:: Document excerpt ::
○ ○ ○

In 1811, the largest rebellion of enslaved people occurred in New Orleans when 500 enslaved Africans rebelled in what became known as the German Coast Uprising. The final battle of the War of 1812, known as the Battle of New Orleans, occurred in the area when American troops led by General Andrew Jackson and the pirate, Jean Lafitte, defeated the British. A crucial naval battle occurred in 1862 leading to the capture of New Orleans by Union troops.
The Port of New Orleans was a major hub of America’s slave trade, where goods, supplies and enslaved people were transported and sold. New Orleans was also home to the largest slave market in the country. By 1860, New Orleans was the 6th most populous American city and had the country’s second highest per-capita income. Louisiana became the sixth state to secede from the Union, joining the Confederacy in 1861.
After the Civil War ended, Louisiana was readmitted to the Union in 1868, and, in 1872, P. B. S. Pinchback became the first person of African American descent to serve as governor in the US. Louisiana passed the Thirteenth, Fourteenth and Fifteenth Amendment to its state constitution, abolishing slavery, recognizing African Americans as citizens, and guaranteeing African American men the right to vote. However, once Reconstruction ended, New Orleans, and the rest of Louisiana, experienced the discriminatory impact of Jim Crow laws. White supremacists, like the White League, heavily contributed to the resulting violence against formerly enslaved people, including lynchings statewide. Public facilities were segregated, and many African American descendants became disenfranchised. Literacy laws and poll taxes were implemented to prevent African American descendants from voting. In 1898, a state constitutional amendment was passed containing a “Grandfather Clause” granting the right to vote for only those men whose grandfathers, fathers, or themselves were eligible before the Civil War. Public schools remained segregated until 1960 and those of African descent were prohibited from serving on juries or holding public office. Homer Plessy, a New Orleans free person of color, became the plaintiff in the seminal Supreme Court case, Plessy v. Ferguson, upholding “separate but equal” as constitutional in 1896.
In 1910, Louisiana became the second state to pass a “one drop” statute, mandating that anyone with any trace of Black African ancestry will not be considered white. In 1967, the Supreme Court ruled “one drop” statutes unconstitutional when it decided the case of Loving v. Virginia, ruling that anti-miscegenation laws prohibiting interracial marriages, which traditionally relied on the “one drop” rule, violated the Equal Protection and Due Process Clauses of the Constitution. In 1970, in an attempt to maintain racial discrimination and white supremacy, Louisiana passed the “1/32 law” classifying anyone with 1/32 or more of Black African ancestry as Black. That law was finally repealed on July 5, 1983.
New Orleans has a storied place in music history, blending the European, African and Latino American cultures of its diverse inhabitants. Its early music was a unique blend of musical instruments from its Europe inhabitants and the rhythms of its African descendants, eventually leading to the birth of jazz. Cajun, Zydeco, Acadian and Delta Blues also influenced much of the music coming from the New Orleans area, some of which contributed to America’s rhythm and blues and rock and roll revolution. New Orleans has produced many of music’s early pioneers, such as Louis Armstrong, Buddy Bolden, Jelly Roll Morton, Louis Prima, Fats Domino, Allen Toussaint, The Boswell Sisters, Mahalia Jackson, Lizzie Miles, Billie Pierce, Sweet Emma Barrett, Nellie Lutcher, Irma Thomas, and Dr. John, to name a few.

○ ○ ○

:: Collected data ::
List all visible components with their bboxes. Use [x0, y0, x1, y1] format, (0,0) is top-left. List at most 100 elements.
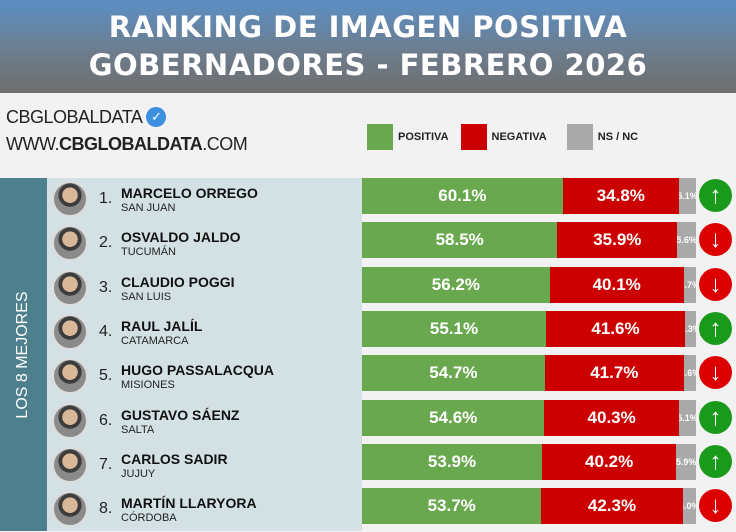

○ ○ ○

:: Stated exercise ::
Using the New Orleans history text, answer these:
(a) In what year did P. B. S. Pinchback become the first person of African American descent to serve as governor in the US?
(b) On what date was Louisiana's "1/32 law" repealed?
(c) Which general led the American troops at the Battle of New Orleans?

:: Written answer ::
(a) 1872
(b) July 5, 1983
(c) General Andrew Jackson